TASK GOAL → From the entries below, work out the number of lines that hold the word "screenshot", and give that number alone.

[A block of data]
━━━
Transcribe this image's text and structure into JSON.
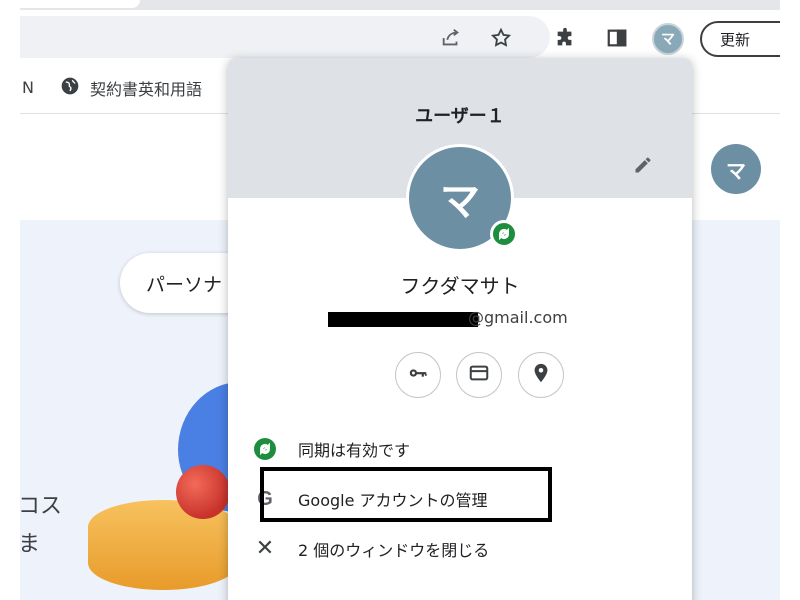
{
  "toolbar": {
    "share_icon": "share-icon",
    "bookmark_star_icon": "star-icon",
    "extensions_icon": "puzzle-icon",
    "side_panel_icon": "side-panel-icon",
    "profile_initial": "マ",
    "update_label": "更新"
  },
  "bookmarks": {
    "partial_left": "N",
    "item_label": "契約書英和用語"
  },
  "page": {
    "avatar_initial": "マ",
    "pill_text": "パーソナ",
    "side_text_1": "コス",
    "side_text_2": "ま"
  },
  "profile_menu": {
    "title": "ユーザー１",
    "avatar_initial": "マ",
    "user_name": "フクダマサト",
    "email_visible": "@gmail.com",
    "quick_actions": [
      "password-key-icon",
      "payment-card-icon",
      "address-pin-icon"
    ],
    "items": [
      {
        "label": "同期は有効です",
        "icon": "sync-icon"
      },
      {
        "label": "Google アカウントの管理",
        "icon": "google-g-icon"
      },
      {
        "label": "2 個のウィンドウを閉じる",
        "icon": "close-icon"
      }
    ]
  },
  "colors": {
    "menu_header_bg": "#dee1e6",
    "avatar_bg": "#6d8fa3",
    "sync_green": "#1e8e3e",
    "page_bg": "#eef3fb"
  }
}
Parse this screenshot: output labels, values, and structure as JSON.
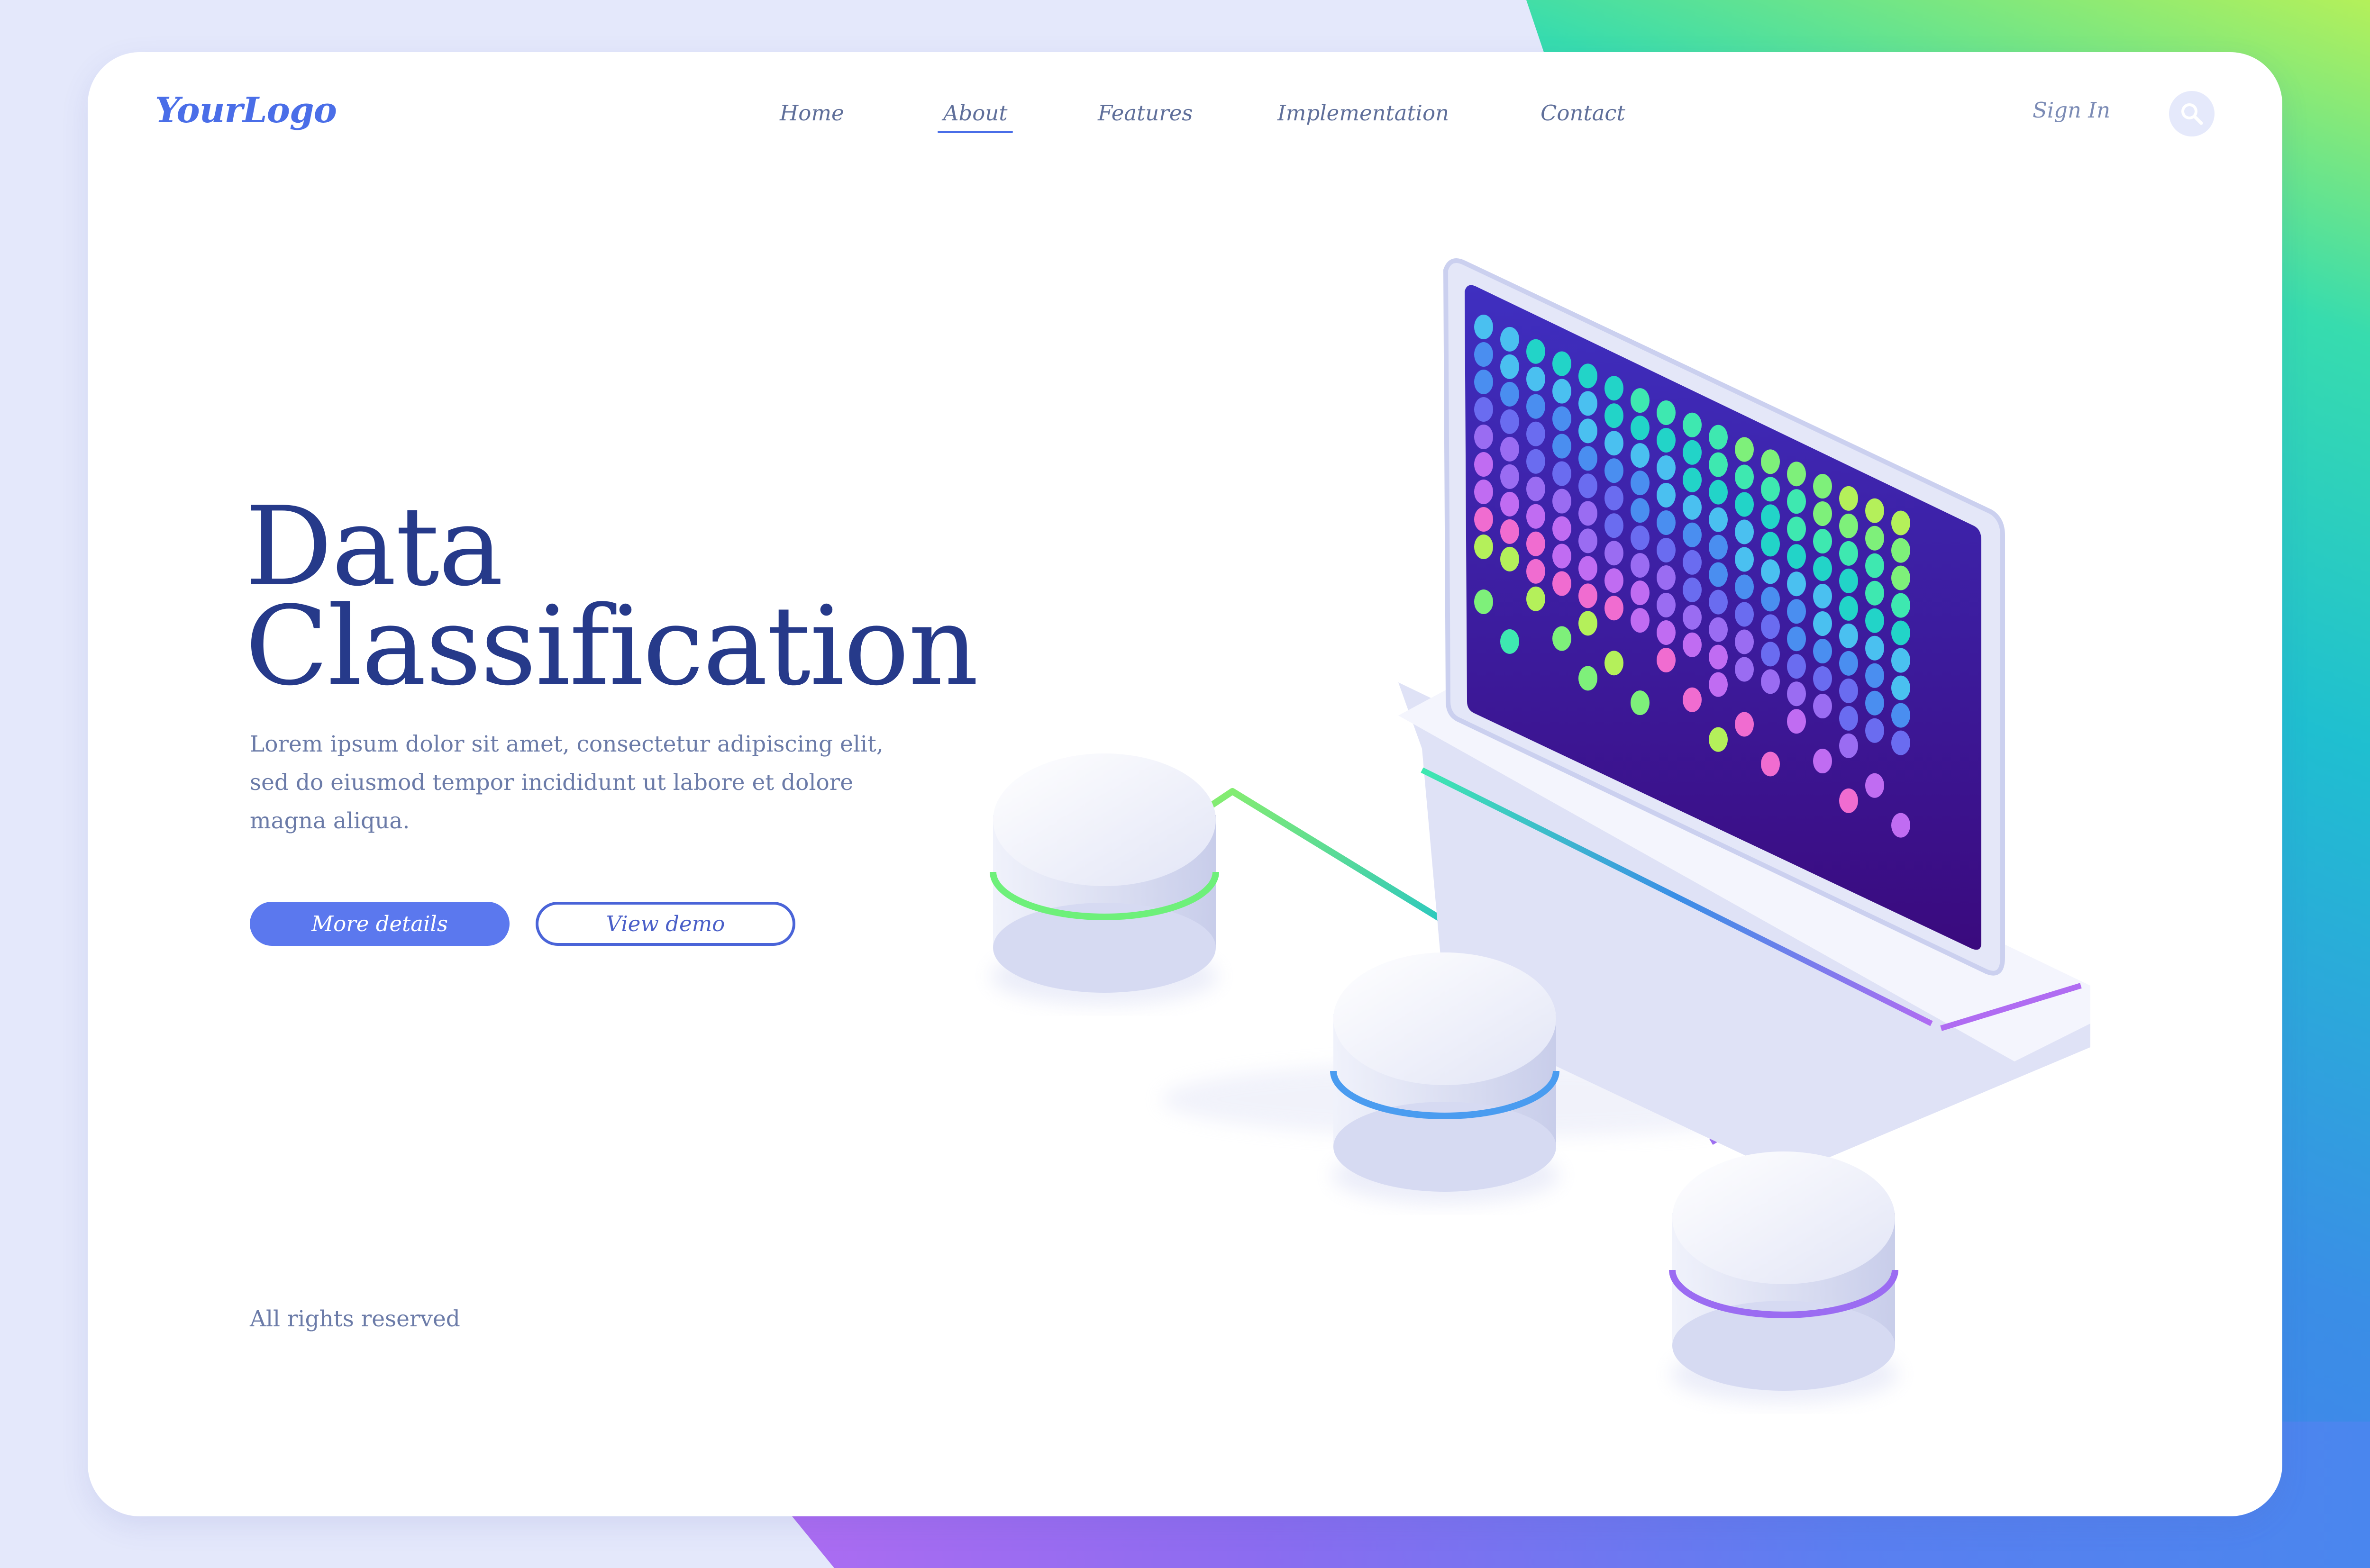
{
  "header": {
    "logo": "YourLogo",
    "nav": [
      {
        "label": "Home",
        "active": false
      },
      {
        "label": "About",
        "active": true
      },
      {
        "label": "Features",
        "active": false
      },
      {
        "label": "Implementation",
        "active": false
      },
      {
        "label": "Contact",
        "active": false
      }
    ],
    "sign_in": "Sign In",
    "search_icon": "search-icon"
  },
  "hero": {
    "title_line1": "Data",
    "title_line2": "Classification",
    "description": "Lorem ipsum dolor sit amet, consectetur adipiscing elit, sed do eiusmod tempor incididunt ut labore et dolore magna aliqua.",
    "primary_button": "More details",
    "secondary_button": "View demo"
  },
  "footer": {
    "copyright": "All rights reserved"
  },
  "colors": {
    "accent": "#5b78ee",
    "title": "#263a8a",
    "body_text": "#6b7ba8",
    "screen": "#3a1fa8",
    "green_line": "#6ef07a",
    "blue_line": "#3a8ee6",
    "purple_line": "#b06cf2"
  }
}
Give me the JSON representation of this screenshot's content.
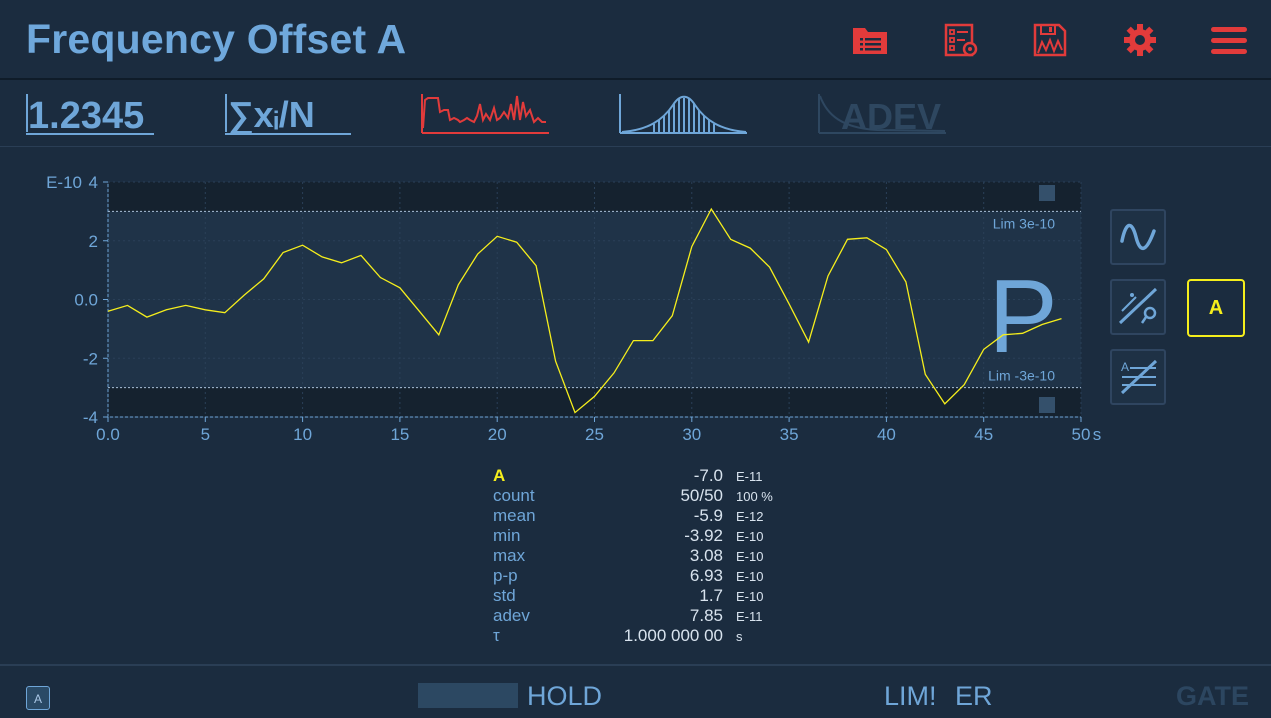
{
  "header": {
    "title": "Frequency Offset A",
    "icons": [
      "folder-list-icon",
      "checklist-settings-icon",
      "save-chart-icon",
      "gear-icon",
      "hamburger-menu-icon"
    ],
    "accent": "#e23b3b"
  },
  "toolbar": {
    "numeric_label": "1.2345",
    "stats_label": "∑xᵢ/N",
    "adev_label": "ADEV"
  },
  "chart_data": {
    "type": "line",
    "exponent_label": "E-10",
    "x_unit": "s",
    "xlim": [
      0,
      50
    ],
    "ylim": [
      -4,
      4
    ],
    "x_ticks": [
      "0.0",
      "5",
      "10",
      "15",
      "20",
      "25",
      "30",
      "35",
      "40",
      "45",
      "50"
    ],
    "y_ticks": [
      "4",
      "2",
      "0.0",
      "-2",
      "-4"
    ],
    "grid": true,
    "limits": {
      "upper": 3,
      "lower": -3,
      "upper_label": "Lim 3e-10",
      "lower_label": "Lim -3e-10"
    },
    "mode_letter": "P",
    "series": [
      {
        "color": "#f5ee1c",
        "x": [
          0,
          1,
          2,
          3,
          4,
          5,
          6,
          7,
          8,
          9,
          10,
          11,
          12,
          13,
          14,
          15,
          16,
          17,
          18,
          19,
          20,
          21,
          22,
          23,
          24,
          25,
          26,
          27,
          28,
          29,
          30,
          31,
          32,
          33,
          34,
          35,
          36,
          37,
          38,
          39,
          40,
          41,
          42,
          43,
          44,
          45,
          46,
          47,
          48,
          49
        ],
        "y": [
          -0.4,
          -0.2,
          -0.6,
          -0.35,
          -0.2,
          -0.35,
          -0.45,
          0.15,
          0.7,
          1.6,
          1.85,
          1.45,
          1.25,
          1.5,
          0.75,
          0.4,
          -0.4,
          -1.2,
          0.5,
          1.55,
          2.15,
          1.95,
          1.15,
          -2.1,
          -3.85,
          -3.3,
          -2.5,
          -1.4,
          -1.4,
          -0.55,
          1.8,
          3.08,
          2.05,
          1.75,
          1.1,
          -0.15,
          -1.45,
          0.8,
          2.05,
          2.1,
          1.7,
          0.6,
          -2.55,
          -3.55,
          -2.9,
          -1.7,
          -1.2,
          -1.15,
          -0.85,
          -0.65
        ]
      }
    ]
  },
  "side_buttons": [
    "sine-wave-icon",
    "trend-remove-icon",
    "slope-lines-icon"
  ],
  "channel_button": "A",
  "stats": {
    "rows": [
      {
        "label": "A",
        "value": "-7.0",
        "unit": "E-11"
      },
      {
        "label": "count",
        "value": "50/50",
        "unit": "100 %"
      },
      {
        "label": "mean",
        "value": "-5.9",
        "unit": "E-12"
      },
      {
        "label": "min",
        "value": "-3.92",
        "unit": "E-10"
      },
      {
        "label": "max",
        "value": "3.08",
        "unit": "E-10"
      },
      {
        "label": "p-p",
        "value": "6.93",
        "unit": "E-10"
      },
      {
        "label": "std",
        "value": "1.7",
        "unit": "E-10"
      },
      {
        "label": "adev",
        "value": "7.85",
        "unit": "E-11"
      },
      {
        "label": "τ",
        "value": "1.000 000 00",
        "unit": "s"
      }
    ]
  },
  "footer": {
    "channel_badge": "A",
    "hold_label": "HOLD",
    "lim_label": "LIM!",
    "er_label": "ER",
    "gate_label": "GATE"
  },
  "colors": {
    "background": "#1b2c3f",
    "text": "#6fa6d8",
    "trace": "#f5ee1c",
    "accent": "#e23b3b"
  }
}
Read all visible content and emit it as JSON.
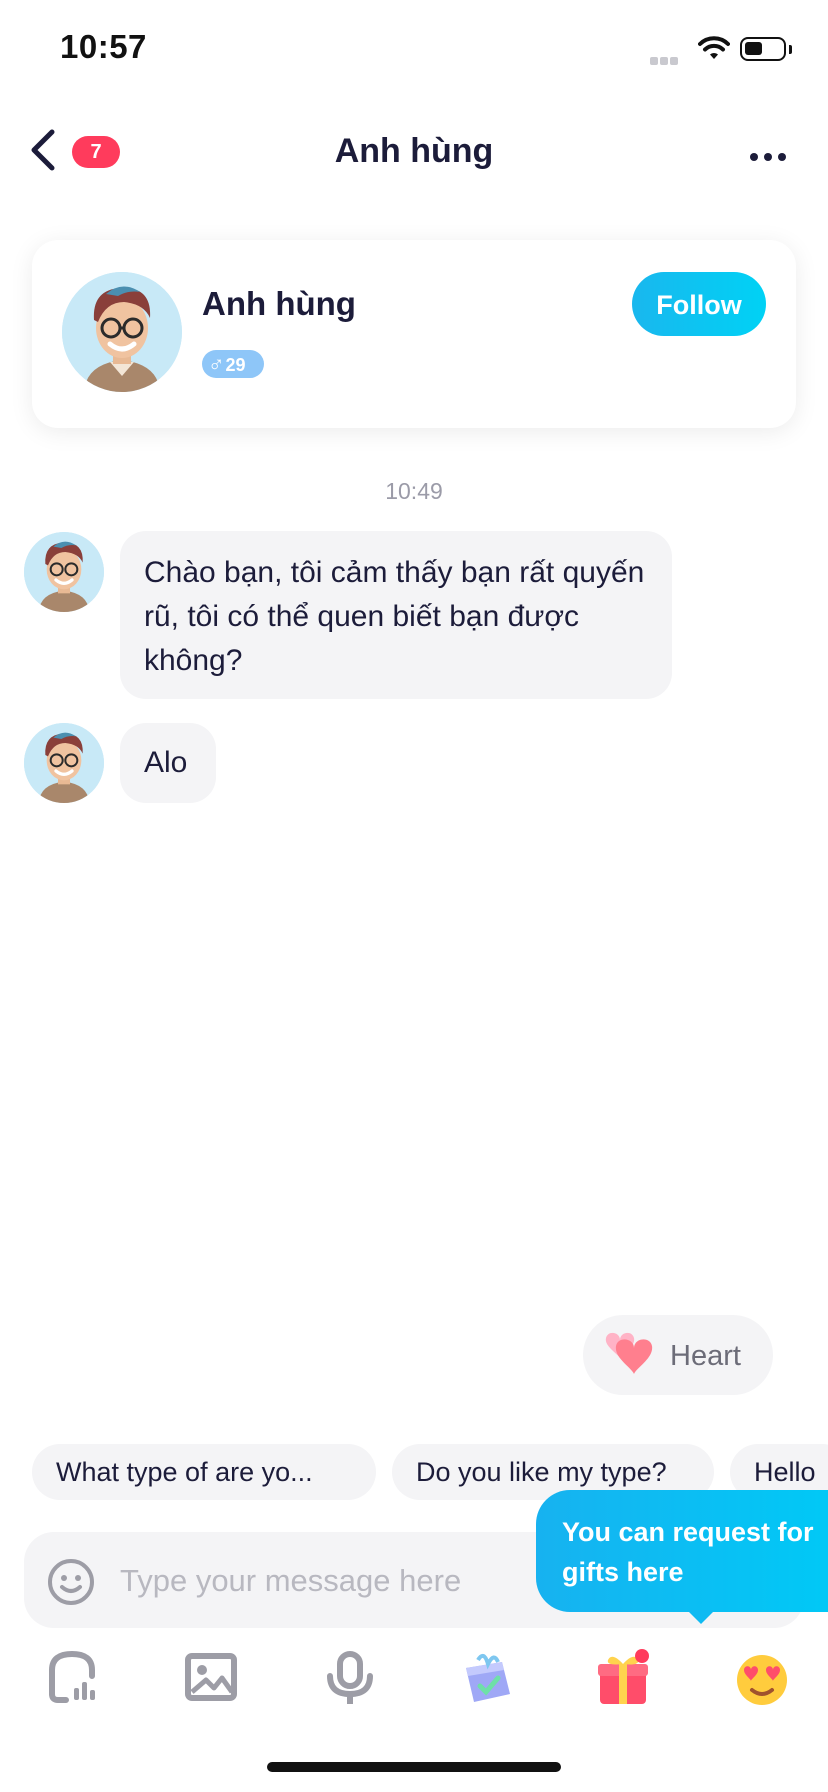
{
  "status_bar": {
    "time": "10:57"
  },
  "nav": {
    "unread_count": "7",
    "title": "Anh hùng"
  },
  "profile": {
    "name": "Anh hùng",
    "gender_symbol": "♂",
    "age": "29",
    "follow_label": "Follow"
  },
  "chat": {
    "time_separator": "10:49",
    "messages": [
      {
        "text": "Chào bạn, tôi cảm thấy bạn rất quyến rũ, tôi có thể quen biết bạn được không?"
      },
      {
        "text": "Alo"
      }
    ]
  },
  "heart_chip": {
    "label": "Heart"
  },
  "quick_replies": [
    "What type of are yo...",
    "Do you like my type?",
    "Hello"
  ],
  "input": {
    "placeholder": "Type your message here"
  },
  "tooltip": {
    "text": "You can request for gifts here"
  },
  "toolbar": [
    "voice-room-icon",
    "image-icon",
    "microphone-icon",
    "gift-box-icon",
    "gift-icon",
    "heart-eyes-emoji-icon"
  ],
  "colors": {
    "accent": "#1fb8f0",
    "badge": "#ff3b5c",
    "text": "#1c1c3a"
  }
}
━━━
SOLVED EXERCISE → 2